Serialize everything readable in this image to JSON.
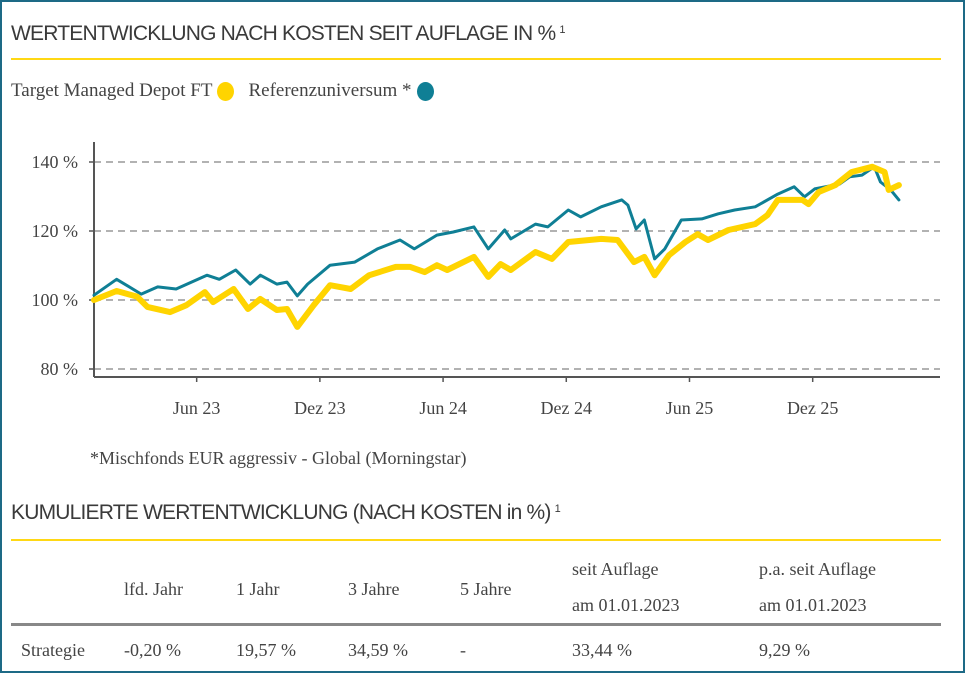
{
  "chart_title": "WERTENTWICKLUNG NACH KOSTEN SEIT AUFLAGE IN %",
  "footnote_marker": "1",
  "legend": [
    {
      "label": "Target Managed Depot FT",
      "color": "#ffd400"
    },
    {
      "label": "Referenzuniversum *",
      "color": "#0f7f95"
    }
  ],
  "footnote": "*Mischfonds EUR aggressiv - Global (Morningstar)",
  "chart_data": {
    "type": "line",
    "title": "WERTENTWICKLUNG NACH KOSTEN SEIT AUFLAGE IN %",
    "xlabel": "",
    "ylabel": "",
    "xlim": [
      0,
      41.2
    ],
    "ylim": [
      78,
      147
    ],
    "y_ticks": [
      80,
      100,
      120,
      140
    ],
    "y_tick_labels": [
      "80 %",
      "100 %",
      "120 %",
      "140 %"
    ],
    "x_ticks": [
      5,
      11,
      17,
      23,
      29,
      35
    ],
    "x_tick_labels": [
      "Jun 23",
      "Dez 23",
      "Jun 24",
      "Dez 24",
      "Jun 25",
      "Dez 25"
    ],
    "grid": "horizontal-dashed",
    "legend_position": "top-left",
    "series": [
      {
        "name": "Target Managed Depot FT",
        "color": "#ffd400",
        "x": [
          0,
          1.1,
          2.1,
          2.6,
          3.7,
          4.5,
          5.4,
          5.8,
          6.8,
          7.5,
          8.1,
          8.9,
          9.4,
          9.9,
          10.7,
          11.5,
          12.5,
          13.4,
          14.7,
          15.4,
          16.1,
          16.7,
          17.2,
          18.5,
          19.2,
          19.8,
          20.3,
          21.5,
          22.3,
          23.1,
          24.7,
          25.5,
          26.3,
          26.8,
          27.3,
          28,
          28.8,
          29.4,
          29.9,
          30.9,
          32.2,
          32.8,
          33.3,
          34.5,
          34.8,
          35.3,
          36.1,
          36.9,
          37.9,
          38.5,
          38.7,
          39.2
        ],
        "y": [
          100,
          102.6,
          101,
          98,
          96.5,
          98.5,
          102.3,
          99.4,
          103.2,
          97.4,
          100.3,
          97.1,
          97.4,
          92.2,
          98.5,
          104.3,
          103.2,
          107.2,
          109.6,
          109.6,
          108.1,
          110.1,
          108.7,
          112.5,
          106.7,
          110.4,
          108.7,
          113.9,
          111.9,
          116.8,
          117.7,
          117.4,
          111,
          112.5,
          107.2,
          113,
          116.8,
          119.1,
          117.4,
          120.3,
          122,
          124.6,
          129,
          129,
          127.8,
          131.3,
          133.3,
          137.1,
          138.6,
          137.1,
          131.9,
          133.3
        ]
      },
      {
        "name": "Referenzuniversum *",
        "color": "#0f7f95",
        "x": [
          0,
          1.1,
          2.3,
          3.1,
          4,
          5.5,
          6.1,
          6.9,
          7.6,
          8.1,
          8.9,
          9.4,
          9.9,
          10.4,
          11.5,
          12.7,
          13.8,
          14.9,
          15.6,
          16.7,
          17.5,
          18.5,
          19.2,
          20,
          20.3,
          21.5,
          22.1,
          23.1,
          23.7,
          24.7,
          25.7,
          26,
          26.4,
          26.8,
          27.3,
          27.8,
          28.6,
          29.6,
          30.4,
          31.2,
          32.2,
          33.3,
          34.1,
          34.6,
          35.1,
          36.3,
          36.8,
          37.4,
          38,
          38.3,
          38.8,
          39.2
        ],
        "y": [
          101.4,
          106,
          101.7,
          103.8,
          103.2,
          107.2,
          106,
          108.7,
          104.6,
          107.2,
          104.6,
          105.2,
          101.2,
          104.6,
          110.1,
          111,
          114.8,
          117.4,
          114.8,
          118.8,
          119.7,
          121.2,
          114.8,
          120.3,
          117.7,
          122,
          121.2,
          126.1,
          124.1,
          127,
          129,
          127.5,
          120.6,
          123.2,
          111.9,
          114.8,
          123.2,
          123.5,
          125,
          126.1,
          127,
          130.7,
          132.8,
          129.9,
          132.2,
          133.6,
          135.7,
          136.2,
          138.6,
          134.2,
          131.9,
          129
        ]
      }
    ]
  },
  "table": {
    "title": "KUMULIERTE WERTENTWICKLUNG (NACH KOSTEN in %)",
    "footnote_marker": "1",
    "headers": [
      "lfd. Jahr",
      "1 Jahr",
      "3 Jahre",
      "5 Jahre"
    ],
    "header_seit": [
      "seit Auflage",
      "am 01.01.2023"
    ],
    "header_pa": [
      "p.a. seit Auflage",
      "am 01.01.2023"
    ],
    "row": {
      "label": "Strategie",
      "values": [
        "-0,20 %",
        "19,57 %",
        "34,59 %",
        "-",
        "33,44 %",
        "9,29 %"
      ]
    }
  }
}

Exercise requirements: Reproduce every line precisely as given, omitting all pictures.

Expected answer:
Serialize everything readable in this image to JSON.
{
  "chart_title": "WERTENTWICKLUNG NACH KOSTEN SEIT AUFLAGE IN %",
  "footnote_marker": "1",
  "legend": [
    {
      "label": "Target Managed Depot FT",
      "color": "#ffd400"
    },
    {
      "label": "Referenzuniversum *",
      "color": "#0f7f95"
    }
  ],
  "footnote": "*Mischfonds EUR aggressiv - Global (Morningstar)",
  "chart_data": {
    "type": "line",
    "title": "WERTENTWICKLUNG NACH KOSTEN SEIT AUFLAGE IN %",
    "xlabel": "",
    "ylabel": "",
    "xlim": [
      0,
      41.2
    ],
    "ylim": [
      78,
      147
    ],
    "y_ticks": [
      80,
      100,
      120,
      140
    ],
    "y_tick_labels": [
      "80 %",
      "100 %",
      "120 %",
      "140 %"
    ],
    "x_ticks": [
      5,
      11,
      17,
      23,
      29,
      35
    ],
    "x_tick_labels": [
      "Jun 23",
      "Dez 23",
      "Jun 24",
      "Dez 24",
      "Jun 25",
      "Dez 25"
    ],
    "grid": "horizontal-dashed",
    "legend_position": "top-left",
    "series": [
      {
        "name": "Target Managed Depot FT",
        "color": "#ffd400",
        "x": [
          0,
          1.1,
          2.1,
          2.6,
          3.7,
          4.5,
          5.4,
          5.8,
          6.8,
          7.5,
          8.1,
          8.9,
          9.4,
          9.9,
          10.7,
          11.5,
          12.5,
          13.4,
          14.7,
          15.4,
          16.1,
          16.7,
          17.2,
          18.5,
          19.2,
          19.8,
          20.3,
          21.5,
          22.3,
          23.1,
          24.7,
          25.5,
          26.3,
          26.8,
          27.3,
          28,
          28.8,
          29.4,
          29.9,
          30.9,
          32.2,
          32.8,
          33.3,
          34.5,
          34.8,
          35.3,
          36.1,
          36.9,
          37.9,
          38.5,
          38.7,
          39.2
        ],
        "y": [
          100,
          102.6,
          101,
          98,
          96.5,
          98.5,
          102.3,
          99.4,
          103.2,
          97.4,
          100.3,
          97.1,
          97.4,
          92.2,
          98.5,
          104.3,
          103.2,
          107.2,
          109.6,
          109.6,
          108.1,
          110.1,
          108.7,
          112.5,
          106.7,
          110.4,
          108.7,
          113.9,
          111.9,
          116.8,
          117.7,
          117.4,
          111,
          112.5,
          107.2,
          113,
          116.8,
          119.1,
          117.4,
          120.3,
          122,
          124.6,
          129,
          129,
          127.8,
          131.3,
          133.3,
          137.1,
          138.6,
          137.1,
          131.9,
          133.3
        ]
      },
      {
        "name": "Referenzuniversum *",
        "color": "#0f7f95",
        "x": [
          0,
          1.1,
          2.3,
          3.1,
          4,
          5.5,
          6.1,
          6.9,
          7.6,
          8.1,
          8.9,
          9.4,
          9.9,
          10.4,
          11.5,
          12.7,
          13.8,
          14.9,
          15.6,
          16.7,
          17.5,
          18.5,
          19.2,
          20,
          20.3,
          21.5,
          22.1,
          23.1,
          23.7,
          24.7,
          25.7,
          26,
          26.4,
          26.8,
          27.3,
          27.8,
          28.6,
          29.6,
          30.4,
          31.2,
          32.2,
          33.3,
          34.1,
          34.6,
          35.1,
          36.3,
          36.8,
          37.4,
          38,
          38.3,
          38.8,
          39.2
        ],
        "y": [
          101.4,
          106,
          101.7,
          103.8,
          103.2,
          107.2,
          106,
          108.7,
          104.6,
          107.2,
          104.6,
          105.2,
          101.2,
          104.6,
          110.1,
          111,
          114.8,
          117.4,
          114.8,
          118.8,
          119.7,
          121.2,
          114.8,
          120.3,
          117.7,
          122,
          121.2,
          126.1,
          124.1,
          127,
          129,
          127.5,
          120.6,
          123.2,
          111.9,
          114.8,
          123.2,
          123.5,
          125,
          126.1,
          127,
          130.7,
          132.8,
          129.9,
          132.2,
          133.6,
          135.7,
          136.2,
          138.6,
          134.2,
          131.9,
          129
        ]
      }
    ]
  },
  "table": {
    "title": "KUMULIERTE WERTENTWICKLUNG (NACH KOSTEN in %)",
    "footnote_marker": "1",
    "headers": [
      "lfd. Jahr",
      "1 Jahr",
      "3 Jahre",
      "5 Jahre"
    ],
    "header_seit": [
      "seit Auflage",
      "am 01.01.2023"
    ],
    "header_pa": [
      "p.a. seit Auflage",
      "am 01.01.2023"
    ],
    "row": {
      "label": "Strategie",
      "values": [
        "-0,20 %",
        "19,57 %",
        "34,59 %",
        "-",
        "33,44 %",
        "9,29 %"
      ]
    }
  }
}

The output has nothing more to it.